(Figure content listings):

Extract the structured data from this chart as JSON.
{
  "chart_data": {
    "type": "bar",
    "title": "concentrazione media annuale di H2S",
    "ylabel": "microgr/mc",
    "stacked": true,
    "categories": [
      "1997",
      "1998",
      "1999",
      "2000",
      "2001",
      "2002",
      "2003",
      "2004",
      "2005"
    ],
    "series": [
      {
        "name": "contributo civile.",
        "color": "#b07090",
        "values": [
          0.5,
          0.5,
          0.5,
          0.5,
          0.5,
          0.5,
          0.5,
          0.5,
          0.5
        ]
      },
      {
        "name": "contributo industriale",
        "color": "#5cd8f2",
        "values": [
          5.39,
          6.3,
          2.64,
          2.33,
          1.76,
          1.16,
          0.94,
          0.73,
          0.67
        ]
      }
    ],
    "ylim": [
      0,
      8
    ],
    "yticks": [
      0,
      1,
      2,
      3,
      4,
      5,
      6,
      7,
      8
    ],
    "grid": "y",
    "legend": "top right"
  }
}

(TASK DESCRIPTION): Write out the whole listing exactly.

(WORKED SOLUTION):
Extract the structured data from this chart as JSON.
{
  "chart_data": {
    "type": "bar",
    "title": "concentrazione media annuale di H2S",
    "ylabel": "microgr/mc",
    "stacked": true,
    "categories": [
      "1997",
      "1998",
      "1999",
      "2000",
      "2001",
      "2002",
      "2003",
      "2004",
      "2005"
    ],
    "series": [
      {
        "name": "contributo civile.",
        "color": "#b07090",
        "values": [
          0.5,
          0.5,
          0.5,
          0.5,
          0.5,
          0.5,
          0.5,
          0.5,
          0.5
        ]
      },
      {
        "name": "contributo industriale",
        "color": "#5cd8f2",
        "values": [
          5.39,
          6.3,
          2.64,
          2.33,
          1.76,
          1.16,
          0.94,
          0.73,
          0.67
        ]
      }
    ],
    "ylim": [
      0,
      8
    ],
    "yticks": [
      0,
      1,
      2,
      3,
      4,
      5,
      6,
      7,
      8
    ],
    "grid": "y",
    "legend": "top right"
  }
}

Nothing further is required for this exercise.